■ TASK DIRECTIONS: An exact reproduction of the records is required, with all images left out.

■ STORED DATA:
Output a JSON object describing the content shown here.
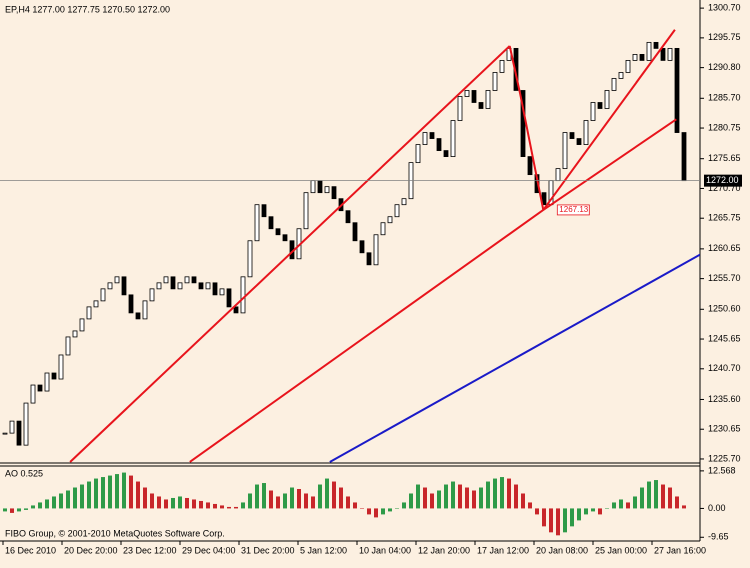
{
  "chart_data": [
    {
      "type": "candlestick",
      "title": "EP,H4  1277.00 1277.75 1270.50 1272.00",
      "values": [
        1230,
        1232,
        1228,
        1235,
        1238,
        1237,
        1240,
        1239,
        1243,
        1246,
        1247,
        1249,
        1251,
        1252,
        1254,
        1255,
        1256,
        1253,
        1250,
        1249,
        1252,
        1254,
        1255,
        1256,
        1254,
        1255,
        1256,
        1255,
        1254,
        1255,
        1253,
        1254,
        1251,
        1250,
        1256,
        1262,
        1268,
        1266,
        1264,
        1263,
        1262,
        1259,
        1264,
        1270,
        1272,
        1270,
        1271,
        1269,
        1267,
        1265,
        1262,
        1260,
        1258,
        1263,
        1265,
        1266,
        1268,
        1269,
        1275,
        1278,
        1280,
        1279,
        1277,
        1276,
        1282,
        1286,
        1287,
        1285,
        1284,
        1287,
        1290,
        1292,
        1294,
        1287,
        1276,
        1273,
        1270,
        1268,
        1272,
        1274,
        1280,
        1279,
        1278,
        1282,
        1285,
        1284,
        1287,
        1289,
        1290,
        1292,
        1293,
        1292,
        1295,
        1294,
        1292,
        1294,
        1280,
        1272
      ],
      "ylim": [
        1225.03,
        1302.05
      ],
      "yticks": [
        {
          "value": 1300.7,
          "label": "1300.70"
        },
        {
          "value": 1295.75,
          "label": "1295.75"
        },
        {
          "value": 1290.8,
          "label": "1290.80"
        },
        {
          "value": 1285.7,
          "label": "1285.70"
        },
        {
          "value": 1280.75,
          "label": "1280.75"
        },
        {
          "value": 1275.65,
          "label": "1275.65"
        },
        {
          "value": 1270.7,
          "label": "1270.70"
        },
        {
          "value": 1265.75,
          "label": "1265.75"
        },
        {
          "value": 1260.65,
          "label": "1260.65"
        },
        {
          "value": 1255.7,
          "label": "1255.70"
        },
        {
          "value": 1250.6,
          "label": "1250.60"
        },
        {
          "value": 1245.65,
          "label": "1245.65"
        },
        {
          "value": 1240.7,
          "label": "1240.70"
        },
        {
          "value": 1235.6,
          "label": "1235.60"
        },
        {
          "value": 1230.65,
          "label": "1230.65"
        },
        {
          "value": 1225.7,
          "label": "1225.70"
        }
      ],
      "last_price": {
        "value": 1272,
        "label": "1272.00"
      },
      "low_label": 1267.13,
      "lines": [
        {
          "color": "#e8141c",
          "x": [
            9.3,
            72.1
          ],
          "y": [
            1225.2,
            1294.4
          ]
        },
        {
          "color": "#e8141c",
          "x": [
            72.1,
            73.6,
            76.9
          ],
          "y": [
            1294.4,
            1286.4,
            1267.13
          ]
        },
        {
          "color": "#e8141c",
          "x": [
            76.9,
            95.7
          ],
          "y": [
            1267.13,
            1297.1
          ]
        },
        {
          "color": "#e8141c",
          "x": [
            26.4,
            76.9,
            95.9
          ],
          "y": [
            1225.2,
            1267.13,
            1282.2
          ]
        },
        {
          "color": "#1a1ac8",
          "x": [
            46.4,
            99.3
          ],
          "y": [
            1225.2,
            1259.7
          ]
        }
      ],
      "x_labels": [
        "16 Dec 2010",
        "20 Dec 20:00",
        "23 Dec 12:00",
        "29 Dec 04:00",
        "31 Dec 20:00",
        "5 Jan 12:00",
        "10 Jan 04:00",
        "12 Jan 20:00",
        "17 Jan 12:00",
        "20 Jan 08:00",
        "25 Jan 00:00",
        "27 Jan 16:00"
      ]
    },
    {
      "type": "bar",
      "title": "AO 0.525",
      "values": [
        -1,
        -1.5,
        -1,
        -0.5,
        1,
        2,
        3,
        4,
        5,
        6,
        7,
        8,
        9,
        10,
        10.5,
        11,
        11.5,
        12,
        11,
        9,
        7,
        5,
        4,
        3,
        3.5,
        4,
        3.5,
        3,
        2.5,
        2,
        1.5,
        1,
        0.5,
        0.5,
        2,
        5,
        8,
        8.5,
        6,
        4,
        5,
        7,
        6.5,
        5,
        4,
        8,
        10,
        9,
        7,
        4,
        2,
        0,
        -2,
        -3,
        -2,
        -1,
        0,
        2,
        5,
        8,
        7,
        5,
        6,
        8,
        9,
        8,
        7,
        6,
        7,
        9,
        10,
        10.5,
        10,
        8,
        5,
        2,
        -2,
        -6,
        -8,
        -9,
        -8,
        -6,
        -4,
        -2,
        -1,
        -2,
        0,
        2,
        3,
        2,
        4,
        7,
        9,
        9.5,
        8,
        7,
        4,
        1
      ],
      "up_color": "#2e9a48",
      "down_color": "#c8262a",
      "ylim": [
        -10.9,
        14.2
      ],
      "yticks": [
        12.568,
        {
          "value": 0,
          "label": "0.00"
        },
        -9.65
      ]
    }
  ],
  "footer": "FIBO Group, © 2001-2010 MetaQuotes Software Corp."
}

■ SOLUTION FOR THIS PROBLEM:
Output a JSON object describing the content shown here.
{
  "chart_data": [
    {
      "type": "candlestick",
      "title": "EP,H4  1277.00 1277.75 1270.50 1272.00",
      "values": [
        1230,
        1232,
        1228,
        1235,
        1238,
        1237,
        1240,
        1239,
        1243,
        1246,
        1247,
        1249,
        1251,
        1252,
        1254,
        1255,
        1256,
        1253,
        1250,
        1249,
        1252,
        1254,
        1255,
        1256,
        1254,
        1255,
        1256,
        1255,
        1254,
        1255,
        1253,
        1254,
        1251,
        1250,
        1256,
        1262,
        1268,
        1266,
        1264,
        1263,
        1262,
        1259,
        1264,
        1270,
        1272,
        1270,
        1271,
        1269,
        1267,
        1265,
        1262,
        1260,
        1258,
        1263,
        1265,
        1266,
        1268,
        1269,
        1275,
        1278,
        1280,
        1279,
        1277,
        1276,
        1282,
        1286,
        1287,
        1285,
        1284,
        1287,
        1290,
        1292,
        1294,
        1287,
        1276,
        1273,
        1270,
        1268,
        1272,
        1274,
        1280,
        1279,
        1278,
        1282,
        1285,
        1284,
        1287,
        1289,
        1290,
        1292,
        1293,
        1292,
        1295,
        1294,
        1292,
        1294,
        1280,
        1272
      ],
      "ylim": [
        1225.03,
        1302.05
      ],
      "yticks": [
        {
          "value": 1300.7,
          "label": "1300.70"
        },
        {
          "value": 1295.75,
          "label": "1295.75"
        },
        {
          "value": 1290.8,
          "label": "1290.80"
        },
        {
          "value": 1285.7,
          "label": "1285.70"
        },
        {
          "value": 1280.75,
          "label": "1280.75"
        },
        {
          "value": 1275.65,
          "label": "1275.65"
        },
        {
          "value": 1270.7,
          "label": "1270.70"
        },
        {
          "value": 1265.75,
          "label": "1265.75"
        },
        {
          "value": 1260.65,
          "label": "1260.65"
        },
        {
          "value": 1255.7,
          "label": "1255.70"
        },
        {
          "value": 1250.6,
          "label": "1250.60"
        },
        {
          "value": 1245.65,
          "label": "1245.65"
        },
        {
          "value": 1240.7,
          "label": "1240.70"
        },
        {
          "value": 1235.6,
          "label": "1235.60"
        },
        {
          "value": 1230.65,
          "label": "1230.65"
        },
        {
          "value": 1225.7,
          "label": "1225.70"
        }
      ],
      "last_price": {
        "value": 1272,
        "label": "1272.00"
      },
      "low_label": 1267.13,
      "lines": [
        {
          "color": "#e8141c",
          "x": [
            9.3,
            72.1
          ],
          "y": [
            1225.2,
            1294.4
          ]
        },
        {
          "color": "#e8141c",
          "x": [
            72.1,
            73.6,
            76.9
          ],
          "y": [
            1294.4,
            1286.4,
            1267.13
          ]
        },
        {
          "color": "#e8141c",
          "x": [
            76.9,
            95.7
          ],
          "y": [
            1267.13,
            1297.1
          ]
        },
        {
          "color": "#e8141c",
          "x": [
            26.4,
            76.9,
            95.9
          ],
          "y": [
            1225.2,
            1267.13,
            1282.2
          ]
        },
        {
          "color": "#1a1ac8",
          "x": [
            46.4,
            99.3
          ],
          "y": [
            1225.2,
            1259.7
          ]
        }
      ],
      "x_labels": [
        "16 Dec 2010",
        "20 Dec 20:00",
        "23 Dec 12:00",
        "29 Dec 04:00",
        "31 Dec 20:00",
        "5 Jan 12:00",
        "10 Jan 04:00",
        "12 Jan 20:00",
        "17 Jan 12:00",
        "20 Jan 08:00",
        "25 Jan 00:00",
        "27 Jan 16:00"
      ]
    },
    {
      "type": "bar",
      "title": "AO 0.525",
      "values": [
        -1,
        -1.5,
        -1,
        -0.5,
        1,
        2,
        3,
        4,
        5,
        6,
        7,
        8,
        9,
        10,
        10.5,
        11,
        11.5,
        12,
        11,
        9,
        7,
        5,
        4,
        3,
        3.5,
        4,
        3.5,
        3,
        2.5,
        2,
        1.5,
        1,
        0.5,
        0.5,
        2,
        5,
        8,
        8.5,
        6,
        4,
        5,
        7,
        6.5,
        5,
        4,
        8,
        10,
        9,
        7,
        4,
        2,
        0,
        -2,
        -3,
        -2,
        -1,
        0,
        2,
        5,
        8,
        7,
        5,
        6,
        8,
        9,
        8,
        7,
        6,
        7,
        9,
        10,
        10.5,
        10,
        8,
        5,
        2,
        -2,
        -6,
        -8,
        -9,
        -8,
        -6,
        -4,
        -2,
        -1,
        -2,
        0,
        2,
        3,
        2,
        4,
        7,
        9,
        9.5,
        8,
        7,
        4,
        1
      ],
      "up_color": "#2e9a48",
      "down_color": "#c8262a",
      "ylim": [
        -10.9,
        14.2
      ],
      "yticks": [
        12.568,
        {
          "value": 0,
          "label": "0.00"
        },
        -9.65
      ]
    }
  ],
  "footer": "FIBO Group, © 2001-2010 MetaQuotes Software Corp."
}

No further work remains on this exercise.